- SET TASK
Locate every line in the records below that contains the word "Angle", and copy each one.

--------------------

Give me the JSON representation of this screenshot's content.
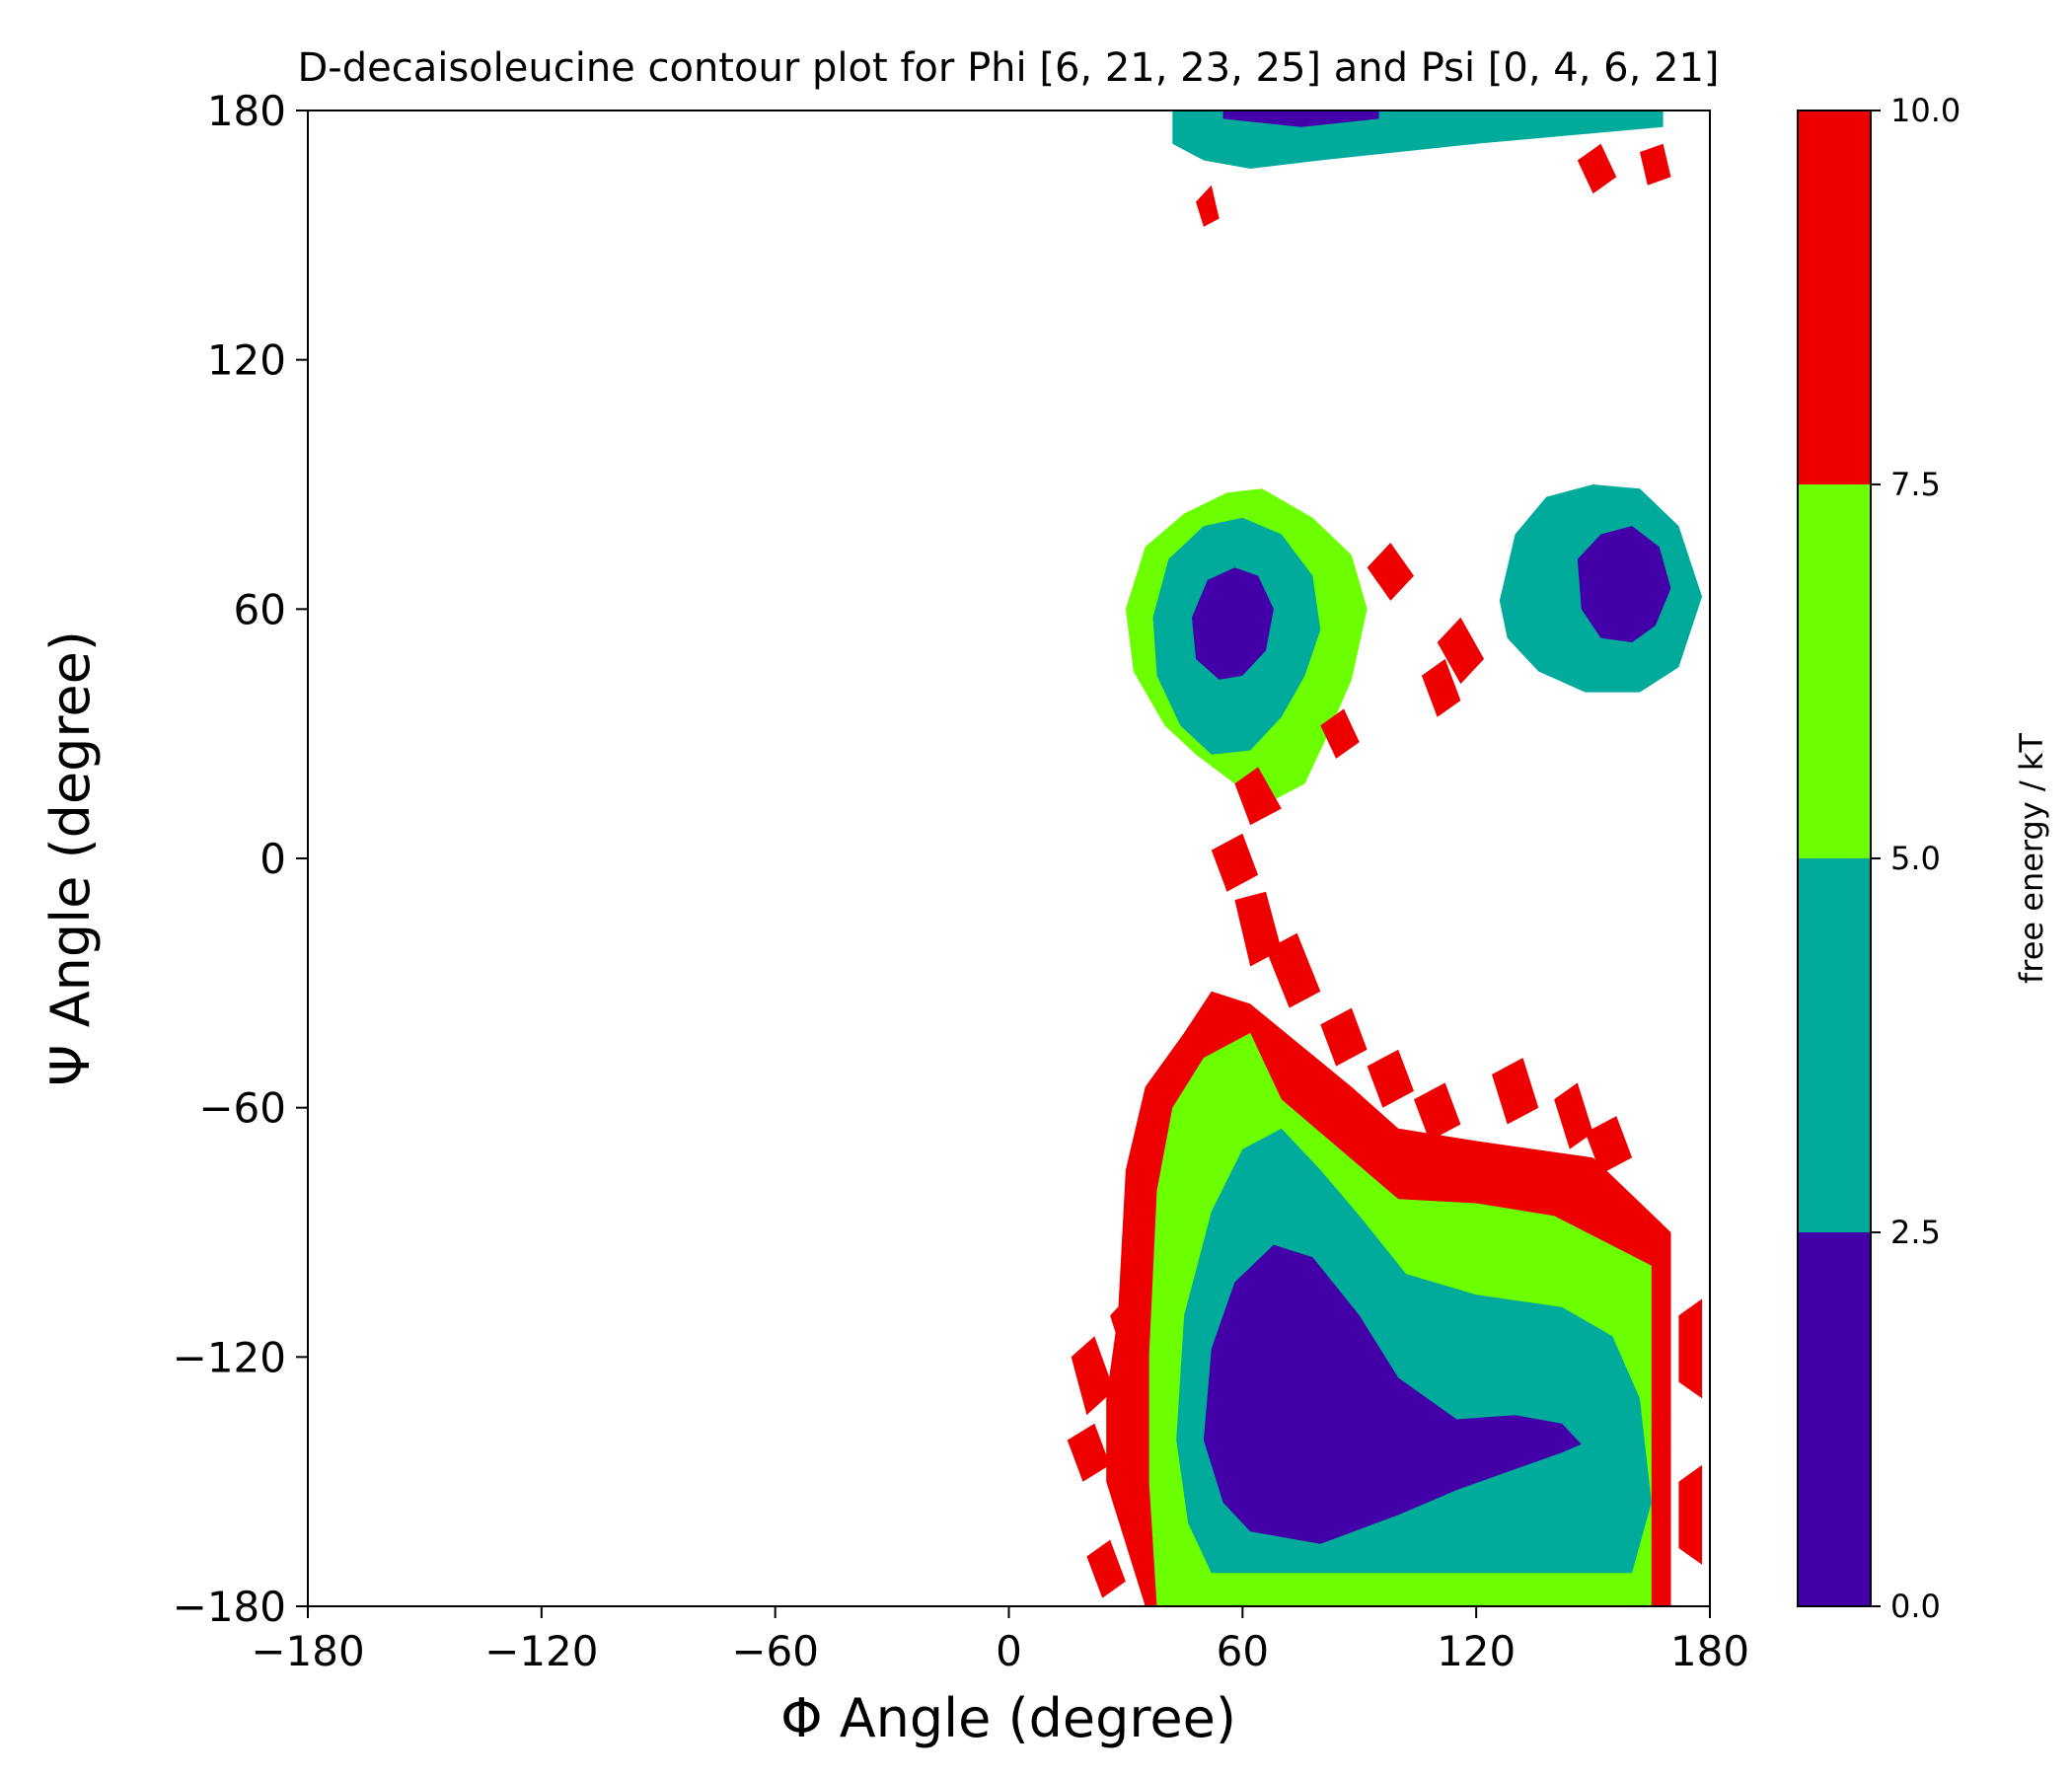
{
  "chart_data": {
    "type": "contour",
    "title": "D-decaisoleucine contour plot for Phi [6, 21, 23, 25] and Psi [0, 4, 6, 21]",
    "xlabel": "Φ Angle (degree)",
    "ylabel": "Ψ Angle (degree)",
    "xlim": [
      -180,
      180
    ],
    "ylim": [
      -180,
      180
    ],
    "xticks": [
      -180,
      -120,
      -60,
      0,
      60,
      120,
      180
    ],
    "yticks": [
      -180,
      -120,
      -60,
      0,
      60,
      120,
      180
    ],
    "xtick_labels": [
      "−180",
      "−120",
      "−60",
      "0",
      "60",
      "120",
      "180"
    ],
    "ytick_labels": [
      "−180",
      "−120",
      "−60",
      "0",
      "60",
      "120",
      "180"
    ],
    "grid": false,
    "colorbar": {
      "label": "free energy / kT",
      "levels": [
        0.0,
        2.5,
        5.0,
        7.5,
        10.0
      ],
      "level_labels": [
        "0.0",
        "2.5",
        "5.0",
        "7.5",
        "10.0"
      ],
      "colors": [
        "#4400a8",
        "#00ab9b",
        "#6cff00",
        "#ee0000"
      ]
    },
    "basins": [
      {
        "center": [
          80,
          -135
        ],
        "contours": [
          [
            [
              35,
              -180
            ],
            [
              170,
              -180
            ],
            [
              170,
              -90
            ],
            [
              150,
              -72
            ],
            [
              120,
              -68
            ],
            [
              100,
              -65
            ],
            [
              88,
              -55
            ],
            [
              75,
              -45
            ],
            [
              62,
              -35
            ],
            [
              52,
              -32
            ],
            [
              45,
              -42
            ],
            [
              35,
              -55
            ],
            [
              30,
              -75
            ],
            [
              28,
              -110
            ],
            [
              25,
              -130
            ],
            [
              25,
              -150
            ],
            [
              30,
              -165
            ]
          ],
          [
            [
              38,
              -180
            ],
            [
              165,
              -180
            ],
            [
              165,
              -98
            ],
            [
              140,
              -86
            ],
            [
              120,
              -83
            ],
            [
              100,
              -82
            ],
            [
              85,
              -70
            ],
            [
              70,
              -58
            ],
            [
              62,
              -42
            ],
            [
              50,
              -48
            ],
            [
              42,
              -60
            ],
            [
              38,
              -80
            ],
            [
              36,
              -120
            ],
            [
              36,
              -150
            ]
          ],
          [
            [
              52,
              -172
            ],
            [
              160,
              -172
            ],
            [
              165,
              -155
            ],
            [
              162,
              -130
            ],
            [
              155,
              -115
            ],
            [
              142,
              -108
            ],
            [
              120,
              -105
            ],
            [
              102,
              -100
            ],
            [
              90,
              -86
            ],
            [
              80,
              -75
            ],
            [
              70,
              -65
            ],
            [
              60,
              -70
            ],
            [
              52,
              -85
            ],
            [
              45,
              -110
            ],
            [
              43,
              -140
            ],
            [
              46,
              -160
            ]
          ],
          [
            [
              62,
              -162
            ],
            [
              80,
              -165
            ],
            [
              100,
              -158
            ],
            [
              115,
              -152
            ],
            [
              130,
              -147
            ],
            [
              142,
              -143
            ],
            [
              147,
              -141
            ],
            [
              142,
              -136
            ],
            [
              130,
              -134
            ],
            [
              115,
              -135
            ],
            [
              100,
              -125
            ],
            [
              90,
              -110
            ],
            [
              78,
              -96
            ],
            [
              68,
              -93
            ],
            [
              58,
              -102
            ],
            [
              52,
              -118
            ],
            [
              50,
              -140
            ],
            [
              55,
              -155
            ]
          ]
        ]
      },
      {
        "center": [
          58,
          55
        ],
        "contours": [
          [
            [
              30,
              60
            ],
            [
              35,
              75
            ],
            [
              45,
              83
            ],
            [
              56,
              88
            ],
            [
              65,
              89
            ],
            [
              78,
              82
            ],
            [
              88,
              73
            ],
            [
              92,
              60
            ],
            [
              88,
              43
            ],
            [
              82,
              30
            ],
            [
              76,
              18
            ],
            [
              68,
              14
            ],
            [
              58,
              18
            ],
            [
              48,
              25
            ],
            [
              40,
              32
            ],
            [
              32,
              45
            ]
          ],
          [
            [
              37,
              58
            ],
            [
              41,
              72
            ],
            [
              50,
              80
            ],
            [
              60,
              82
            ],
            [
              70,
              78
            ],
            [
              78,
              68
            ],
            [
              80,
              55
            ],
            [
              76,
              44
            ],
            [
              70,
              34
            ],
            [
              62,
              26
            ],
            [
              52,
              25
            ],
            [
              44,
              32
            ],
            [
              38,
              44
            ]
          ],
          [
            [
              47,
              58
            ],
            [
              51,
              67
            ],
            [
              58,
              70
            ],
            [
              64,
              68
            ],
            [
              68,
              60
            ],
            [
              66,
              50
            ],
            [
              60,
              44
            ],
            [
              54,
              43
            ],
            [
              48,
              48
            ]
          ]
        ]
      },
      {
        "center": [
          155,
          66
        ],
        "contours": [
          [
            [
              126,
              62
            ],
            [
              130,
              78
            ],
            [
              138,
              87
            ],
            [
              150,
              90
            ],
            [
              162,
              89
            ],
            [
              172,
              80
            ],
            [
              178,
              63
            ],
            [
              172,
              46
            ],
            [
              162,
              40
            ],
            [
              148,
              40
            ],
            [
              136,
              45
            ],
            [
              128,
              53
            ]
          ],
          [
            [
              146,
              72
            ],
            [
              152,
              78
            ],
            [
              160,
              80
            ],
            [
              167,
              75
            ],
            [
              170,
              65
            ],
            [
              166,
              56
            ],
            [
              160,
              52
            ],
            [
              152,
              53
            ],
            [
              147,
              60
            ]
          ]
        ]
      },
      {
        "center": [
          65,
          178
        ],
        "contours": [
          [
            [
              42,
              172
            ],
            [
              42,
              180
            ],
            [
              168,
              180
            ],
            [
              168,
              176
            ],
            [
              120,
              172
            ],
            [
              100,
              170
            ],
            [
              80,
              168
            ],
            [
              62,
              166
            ],
            [
              50,
              168
            ]
          ],
          [
            [
              55,
              178
            ],
            [
              55,
              180
            ],
            [
              95,
              180
            ],
            [
              95,
              178
            ],
            [
              75,
              176
            ]
          ]
        ]
      }
    ],
    "scattered_high_energy_fragments": [
      [
        [
          80,
          32
        ],
        [
          86,
          36
        ],
        [
          90,
          28
        ],
        [
          84,
          24
        ]
      ],
      [
        [
          92,
          70
        ],
        [
          98,
          76
        ],
        [
          104,
          68
        ],
        [
          98,
          62
        ]
      ],
      [
        [
          110,
          52
        ],
        [
          116,
          58
        ],
        [
          122,
          48
        ],
        [
          116,
          42
        ]
      ],
      [
        [
          106,
          44
        ],
        [
          112,
          48
        ],
        [
          116,
          38
        ],
        [
          110,
          34
        ]
      ],
      [
        [
          58,
          18
        ],
        [
          64,
          22
        ],
        [
          70,
          12
        ],
        [
          62,
          8
        ]
      ],
      [
        [
          52,
          2
        ],
        [
          60,
          6
        ],
        [
          64,
          -4
        ],
        [
          56,
          -8
        ]
      ],
      [
        [
          58,
          -10
        ],
        [
          66,
          -8
        ],
        [
          70,
          -22
        ],
        [
          62,
          -26
        ]
      ],
      [
        [
          66,
          -22
        ],
        [
          74,
          -18
        ],
        [
          80,
          -32
        ],
        [
          72,
          -36
        ]
      ],
      [
        [
          80,
          -40
        ],
        [
          88,
          -36
        ],
        [
          92,
          -46
        ],
        [
          84,
          -50
        ]
      ],
      [
        [
          92,
          -50
        ],
        [
          100,
          -46
        ],
        [
          104,
          -56
        ],
        [
          96,
          -60
        ]
      ],
      [
        [
          104,
          -58
        ],
        [
          112,
          -54
        ],
        [
          116,
          -64
        ],
        [
          108,
          -68
        ]
      ],
      [
        [
          124,
          -52
        ],
        [
          132,
          -48
        ],
        [
          136,
          -60
        ],
        [
          128,
          -64
        ]
      ],
      [
        [
          140,
          -58
        ],
        [
          146,
          -54
        ],
        [
          150,
          -66
        ],
        [
          144,
          -70
        ]
      ],
      [
        [
          148,
          -66
        ],
        [
          156,
          -62
        ],
        [
          160,
          -72
        ],
        [
          152,
          -76
        ]
      ],
      [
        [
          16,
          -120
        ],
        [
          22,
          -115
        ],
        [
          27,
          -128
        ],
        [
          20,
          -134
        ]
      ],
      [
        [
          15,
          -140
        ],
        [
          22,
          -136
        ],
        [
          26,
          -146
        ],
        [
          19,
          -150
        ]
      ],
      [
        [
          20,
          -168
        ],
        [
          26,
          -164
        ],
        [
          30,
          -174
        ],
        [
          24,
          -178
        ]
      ],
      [
        [
          26,
          -110
        ],
        [
          32,
          -104
        ],
        [
          36,
          -116
        ],
        [
          30,
          -122
        ]
      ],
      [
        [
          172,
          -110
        ],
        [
          178,
          -106
        ],
        [
          178,
          -130
        ],
        [
          172,
          -126
        ]
      ],
      [
        [
          172,
          -150
        ],
        [
          178,
          -146
        ],
        [
          178,
          -170
        ],
        [
          172,
          -166
        ]
      ],
      [
        [
          48,
          158
        ],
        [
          52,
          162
        ],
        [
          54,
          154
        ],
        [
          50,
          152
        ]
      ],
      [
        [
          146,
          168
        ],
        [
          152,
          172
        ],
        [
          156,
          164
        ],
        [
          150,
          160
        ]
      ],
      [
        [
          162,
          170
        ],
        [
          168,
          172
        ],
        [
          170,
          164
        ],
        [
          164,
          162
        ]
      ]
    ]
  }
}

--------------------

- OUTPUT OF THE EXERCISE
    "xlabel": "Φ Angle (degree)",
    "ylabel": "Ψ Angle (degree)",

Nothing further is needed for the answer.